Input:
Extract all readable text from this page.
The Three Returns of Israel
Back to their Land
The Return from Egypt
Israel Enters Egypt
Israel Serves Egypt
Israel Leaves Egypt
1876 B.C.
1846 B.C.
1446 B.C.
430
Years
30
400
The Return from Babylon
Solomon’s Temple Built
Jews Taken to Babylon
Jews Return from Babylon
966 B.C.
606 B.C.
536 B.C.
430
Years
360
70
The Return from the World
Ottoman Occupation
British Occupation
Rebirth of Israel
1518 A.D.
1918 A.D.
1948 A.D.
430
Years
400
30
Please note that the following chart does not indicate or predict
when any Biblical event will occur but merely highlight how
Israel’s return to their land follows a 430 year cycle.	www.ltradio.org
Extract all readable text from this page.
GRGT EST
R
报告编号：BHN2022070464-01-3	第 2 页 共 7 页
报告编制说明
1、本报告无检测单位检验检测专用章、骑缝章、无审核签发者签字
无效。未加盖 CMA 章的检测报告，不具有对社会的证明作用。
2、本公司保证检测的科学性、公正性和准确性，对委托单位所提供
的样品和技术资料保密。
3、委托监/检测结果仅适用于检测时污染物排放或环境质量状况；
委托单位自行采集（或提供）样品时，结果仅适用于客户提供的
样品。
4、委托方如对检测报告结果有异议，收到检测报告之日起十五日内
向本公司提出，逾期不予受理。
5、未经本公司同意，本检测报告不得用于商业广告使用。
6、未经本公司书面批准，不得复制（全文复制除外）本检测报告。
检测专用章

Exercise description: Could you transcribe the records in full, exactly?

Result for this task:
Extract all readable text from this page.
The Three Returns of Israel
Back to their Land
The Return from Egypt
Israel Enters Egypt
Israel Serves Egypt
Israel Leaves Egypt
1876 B.C.
1846 B.C.
1446 B.C.
430
Years
30
400
The Return from Babylon
Solomon’s Temple Built
Jews Taken to Babylon
Jews Return from Babylon
966 B.C.
606 B.C.
536 B.C.
430
Years
360
70
The Return from the World
Ottoman Occupation
British Occupation
Rebirth of Israel
1518 A.D.
1918 A.D.
1948 A.D.
430
Years
400
30
Please note that the following chart does not indicate or predict
when any Biblical event will occur but merely highlight how
Israel’s return to their land follows a 430 year cycle.	www.ltradio.org
Extract all readable text from this page.
GRGT EST
R
报告编号：BHN2022070464-01-3	第 2 页 共 7 页
报告编制说明
1、本报告无检测单位检验检测专用章、骑缝章、无审核签发者签字
无效。未加盖 CMA 章的检测报告，不具有对社会的证明作用。
2、本公司保证检测的科学性、公正性和准确性，对委托单位所提供
的样品和技术资料保密。
3、委托监/检测结果仅适用于检测时污染物排放或环境质量状况；
委托单位自行采集（或提供）样品时，结果仅适用于客户提供的
样品。
4、委托方如对检测报告结果有异议，收到检测报告之日起十五日内
向本公司提出，逾期不予受理。
5、未经本公司同意，本检测报告不得用于商业广告使用。
6、未经本公司书面批准，不得复制（全文复制除外）本检测报告。
检测专用章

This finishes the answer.